WHAT IS REQUIRED — Set each record down exactly, excluding all images.

RECORDS TO USE —
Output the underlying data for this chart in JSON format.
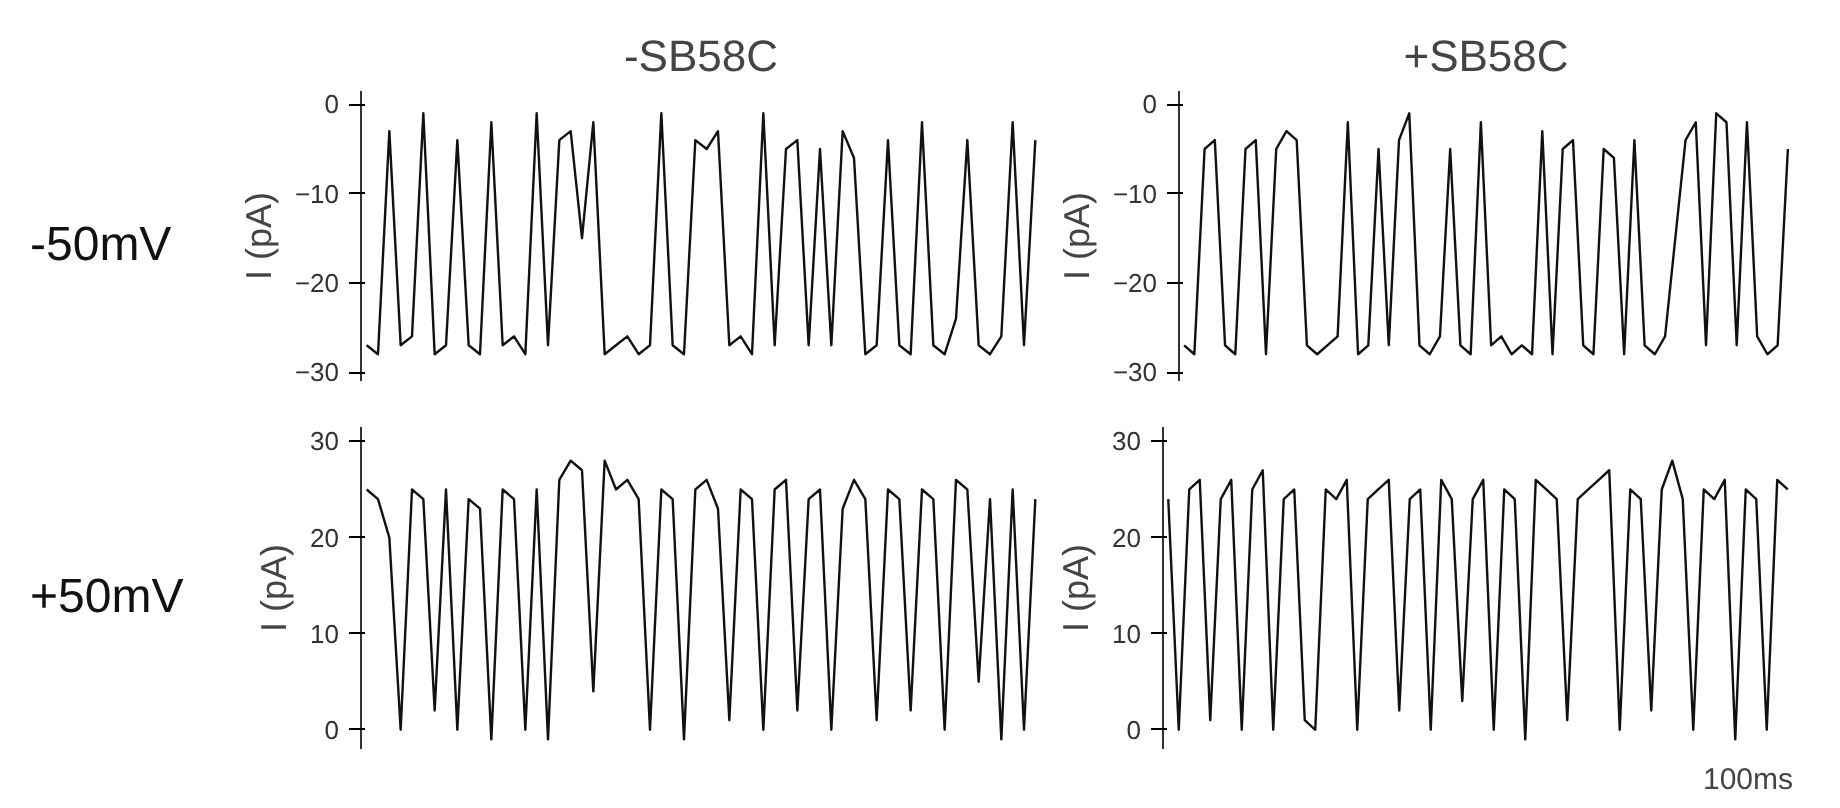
{
  "chart_data": [
    {
      "type": "line",
      "title": "-SB58C",
      "ylabel": "I (pA)",
      "annotations": [
        "-50mV"
      ],
      "tick_labels": "y",
      "color": "#111111",
      "ylim": [
        -31,
        1.5
      ],
      "yticks": [
        -30,
        -20,
        -10,
        0
      ],
      "categories": [
        null,
        null,
        null,
        null,
        null,
        null,
        null,
        null,
        null,
        null,
        null,
        null,
        null,
        null,
        null,
        null,
        null,
        null,
        null,
        null,
        null,
        null,
        null,
        null,
        null,
        null,
        null,
        null,
        null,
        null,
        null,
        null,
        null,
        null,
        null,
        null,
        null,
        null,
        null,
        null,
        null,
        null,
        null,
        null,
        null,
        null,
        null,
        null,
        null,
        null,
        null,
        null,
        null,
        null,
        null,
        null,
        null,
        null,
        null,
        null
      ],
      "values": [
        -27,
        -28,
        -3,
        -27,
        -26,
        -1,
        -28,
        -27,
        -4,
        -27,
        -28,
        -2,
        -27,
        -26,
        -28,
        -1,
        -27,
        -4,
        -3,
        -15,
        -2,
        -28,
        -27,
        -26,
        -28,
        -27,
        -1,
        -27,
        -28,
        -4,
        -5,
        -3,
        -27,
        -26,
        -28,
        -1,
        -27,
        -5,
        -4,
        -27,
        -5,
        -27,
        -3,
        -6,
        -28,
        -27,
        -4,
        -27,
        -28,
        -2,
        -27,
        -28,
        -24,
        -4,
        -27,
        -28,
        -26,
        -2,
        -27,
        -4
      ]
    },
    {
      "type": "line",
      "title": "+SB58C",
      "ylabel": "I (pA)",
      "tick_labels": "y",
      "color": "#111111",
      "ylim": [
        -31,
        1.5
      ],
      "yticks": [
        -30,
        -20,
        -10,
        0
      ],
      "categories": [
        null,
        null,
        null,
        null,
        null,
        null,
        null,
        null,
        null,
        null,
        null,
        null,
        null,
        null,
        null,
        null,
        null,
        null,
        null,
        null,
        null,
        null,
        null,
        null,
        null,
        null,
        null,
        null,
        null,
        null,
        null,
        null,
        null,
        null,
        null,
        null,
        null,
        null,
        null,
        null,
        null,
        null,
        null,
        null,
        null,
        null,
        null,
        null,
        null,
        null,
        null,
        null,
        null,
        null,
        null,
        null,
        null,
        null,
        null,
        null
      ],
      "values": [
        -27,
        -28,
        -5,
        -4,
        -27,
        -28,
        -5,
        -4,
        -28,
        -5,
        -3,
        -4,
        -27,
        -28,
        -27,
        -26,
        -2,
        -28,
        -27,
        -5,
        -27,
        -4,
        -1,
        -27,
        -28,
        -26,
        -5,
        -27,
        -28,
        -2,
        -27,
        -26,
        -28,
        -27,
        -28,
        -3,
        -28,
        -5,
        -4,
        -27,
        -28,
        -5,
        -6,
        -28,
        -4,
        -27,
        -28,
        -26,
        -15,
        -4,
        -2,
        -27,
        -1,
        -2,
        -27,
        -2,
        -26,
        -28,
        -27,
        -5
      ]
    },
    {
      "type": "line",
      "ylabel": "I (pA)",
      "annotations": [
        "+50mV"
      ],
      "tick_labels": "y",
      "color": "#111111",
      "ylim": [
        -2,
        31.5
      ],
      "yticks": [
        0,
        10,
        20,
        30
      ],
      "categories": [
        null,
        null,
        null,
        null,
        null,
        null,
        null,
        null,
        null,
        null,
        null,
        null,
        null,
        null,
        null,
        null,
        null,
        null,
        null,
        null,
        null,
        null,
        null,
        null,
        null,
        null,
        null,
        null,
        null,
        null,
        null,
        null,
        null,
        null,
        null,
        null,
        null,
        null,
        null,
        null,
        null,
        null,
        null,
        null,
        null,
        null,
        null,
        null,
        null,
        null,
        null,
        null,
        null,
        null,
        null,
        null,
        null,
        null,
        null,
        null
      ],
      "values": [
        25,
        24,
        20,
        0,
        25,
        24,
        2,
        25,
        0,
        24,
        23,
        -1,
        25,
        24,
        0,
        25,
        -1,
        26,
        28,
        27,
        4,
        28,
        25,
        26,
        24,
        0,
        25,
        24,
        -1,
        25,
        26,
        23,
        1,
        25,
        24,
        0,
        25,
        26,
        2,
        24,
        25,
        0,
        23,
        26,
        24,
        1,
        25,
        24,
        2,
        25,
        24,
        0,
        26,
        25,
        5,
        24,
        -1,
        25,
        0,
        24
      ]
    },
    {
      "type": "line",
      "ylabel": "I (pA)",
      "annotations": [
        "100ms"
      ],
      "tick_labels": "y",
      "color": "#111111",
      "ylim": [
        -2,
        31.5
      ],
      "yticks": [
        0,
        10,
        20,
        30
      ],
      "categories": [
        null,
        null,
        null,
        null,
        null,
        null,
        null,
        null,
        null,
        null,
        null,
        null,
        null,
        null,
        null,
        null,
        null,
        null,
        null,
        null,
        null,
        null,
        null,
        null,
        null,
        null,
        null,
        null,
        null,
        null,
        null,
        null,
        null,
        null,
        null,
        null,
        null,
        null,
        null,
        null,
        null,
        null,
        null,
        null,
        null,
        null,
        null,
        null,
        null,
        null,
        null,
        null,
        null,
        null,
        null,
        null,
        null,
        null,
        null,
        null
      ],
      "values": [
        24,
        0,
        25,
        26,
        1,
        24,
        26,
        0,
        25,
        27,
        0,
        24,
        25,
        1,
        0,
        25,
        24,
        26,
        0,
        24,
        25,
        26,
        2,
        24,
        25,
        0,
        26,
        24,
        3,
        24,
        26,
        0,
        25,
        24,
        -1,
        26,
        25,
        24,
        1,
        24,
        25,
        26,
        27,
        0,
        25,
        24,
        2,
        25,
        28,
        24,
        0,
        25,
        24,
        26,
        -1,
        25,
        24,
        0,
        26,
        25
      ]
    }
  ]
}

SOLUTION TO THIS PROBLEM —
Output the underlying data for this chart in JSON format.
{
  "chart_data": [
    {
      "type": "line",
      "title": "-SB58C",
      "ylabel": "I (pA)",
      "annotations": [
        "-50mV"
      ],
      "tick_labels": "y",
      "color": "#111111",
      "ylim": [
        -31,
        1.5
      ],
      "yticks": [
        -30,
        -20,
        -10,
        0
      ],
      "categories": [
        null,
        null,
        null,
        null,
        null,
        null,
        null,
        null,
        null,
        null,
        null,
        null,
        null,
        null,
        null,
        null,
        null,
        null,
        null,
        null,
        null,
        null,
        null,
        null,
        null,
        null,
        null,
        null,
        null,
        null,
        null,
        null,
        null,
        null,
        null,
        null,
        null,
        null,
        null,
        null,
        null,
        null,
        null,
        null,
        null,
        null,
        null,
        null,
        null,
        null,
        null,
        null,
        null,
        null,
        null,
        null,
        null,
        null,
        null,
        null
      ],
      "values": [
        -27,
        -28,
        -3,
        -27,
        -26,
        -1,
        -28,
        -27,
        -4,
        -27,
        -28,
        -2,
        -27,
        -26,
        -28,
        -1,
        -27,
        -4,
        -3,
        -15,
        -2,
        -28,
        -27,
        -26,
        -28,
        -27,
        -1,
        -27,
        -28,
        -4,
        -5,
        -3,
        -27,
        -26,
        -28,
        -1,
        -27,
        -5,
        -4,
        -27,
        -5,
        -27,
        -3,
        -6,
        -28,
        -27,
        -4,
        -27,
        -28,
        -2,
        -27,
        -28,
        -24,
        -4,
        -27,
        -28,
        -26,
        -2,
        -27,
        -4
      ]
    },
    {
      "type": "line",
      "title": "+SB58C",
      "ylabel": "I (pA)",
      "tick_labels": "y",
      "color": "#111111",
      "ylim": [
        -31,
        1.5
      ],
      "yticks": [
        -30,
        -20,
        -10,
        0
      ],
      "categories": [
        null,
        null,
        null,
        null,
        null,
        null,
        null,
        null,
        null,
        null,
        null,
        null,
        null,
        null,
        null,
        null,
        null,
        null,
        null,
        null,
        null,
        null,
        null,
        null,
        null,
        null,
        null,
        null,
        null,
        null,
        null,
        null,
        null,
        null,
        null,
        null,
        null,
        null,
        null,
        null,
        null,
        null,
        null,
        null,
        null,
        null,
        null,
        null,
        null,
        null,
        null,
        null,
        null,
        null,
        null,
        null,
        null,
        null,
        null,
        null
      ],
      "values": [
        -27,
        -28,
        -5,
        -4,
        -27,
        -28,
        -5,
        -4,
        -28,
        -5,
        -3,
        -4,
        -27,
        -28,
        -27,
        -26,
        -2,
        -28,
        -27,
        -5,
        -27,
        -4,
        -1,
        -27,
        -28,
        -26,
        -5,
        -27,
        -28,
        -2,
        -27,
        -26,
        -28,
        -27,
        -28,
        -3,
        -28,
        -5,
        -4,
        -27,
        -28,
        -5,
        -6,
        -28,
        -4,
        -27,
        -28,
        -26,
        -15,
        -4,
        -2,
        -27,
        -1,
        -2,
        -27,
        -2,
        -26,
        -28,
        -27,
        -5
      ]
    },
    {
      "type": "line",
      "ylabel": "I (pA)",
      "annotations": [
        "+50mV"
      ],
      "tick_labels": "y",
      "color": "#111111",
      "ylim": [
        -2,
        31.5
      ],
      "yticks": [
        0,
        10,
        20,
        30
      ],
      "categories": [
        null,
        null,
        null,
        null,
        null,
        null,
        null,
        null,
        null,
        null,
        null,
        null,
        null,
        null,
        null,
        null,
        null,
        null,
        null,
        null,
        null,
        null,
        null,
        null,
        null,
        null,
        null,
        null,
        null,
        null,
        null,
        null,
        null,
        null,
        null,
        null,
        null,
        null,
        null,
        null,
        null,
        null,
        null,
        null,
        null,
        null,
        null,
        null,
        null,
        null,
        null,
        null,
        null,
        null,
        null,
        null,
        null,
        null,
        null,
        null
      ],
      "values": [
        25,
        24,
        20,
        0,
        25,
        24,
        2,
        25,
        0,
        24,
        23,
        -1,
        25,
        24,
        0,
        25,
        -1,
        26,
        28,
        27,
        4,
        28,
        25,
        26,
        24,
        0,
        25,
        24,
        -1,
        25,
        26,
        23,
        1,
        25,
        24,
        0,
        25,
        26,
        2,
        24,
        25,
        0,
        23,
        26,
        24,
        1,
        25,
        24,
        2,
        25,
        24,
        0,
        26,
        25,
        5,
        24,
        -1,
        25,
        0,
        24
      ]
    },
    {
      "type": "line",
      "ylabel": "I (pA)",
      "annotations": [
        "100ms"
      ],
      "tick_labels": "y",
      "color": "#111111",
      "ylim": [
        -2,
        31.5
      ],
      "yticks": [
        0,
        10,
        20,
        30
      ],
      "categories": [
        null,
        null,
        null,
        null,
        null,
        null,
        null,
        null,
        null,
        null,
        null,
        null,
        null,
        null,
        null,
        null,
        null,
        null,
        null,
        null,
        null,
        null,
        null,
        null,
        null,
        null,
        null,
        null,
        null,
        null,
        null,
        null,
        null,
        null,
        null,
        null,
        null,
        null,
        null,
        null,
        null,
        null,
        null,
        null,
        null,
        null,
        null,
        null,
        null,
        null,
        null,
        null,
        null,
        null,
        null,
        null,
        null,
        null,
        null,
        null
      ],
      "values": [
        24,
        0,
        25,
        26,
        1,
        24,
        26,
        0,
        25,
        27,
        0,
        24,
        25,
        1,
        0,
        25,
        24,
        26,
        0,
        24,
        25,
        26,
        2,
        24,
        25,
        0,
        26,
        24,
        3,
        24,
        26,
        0,
        25,
        24,
        -1,
        26,
        25,
        24,
        1,
        24,
        25,
        26,
        27,
        0,
        25,
        24,
        2,
        25,
        28,
        24,
        0,
        25,
        24,
        26,
        -1,
        25,
        24,
        0,
        26,
        25
      ]
    }
  ]
}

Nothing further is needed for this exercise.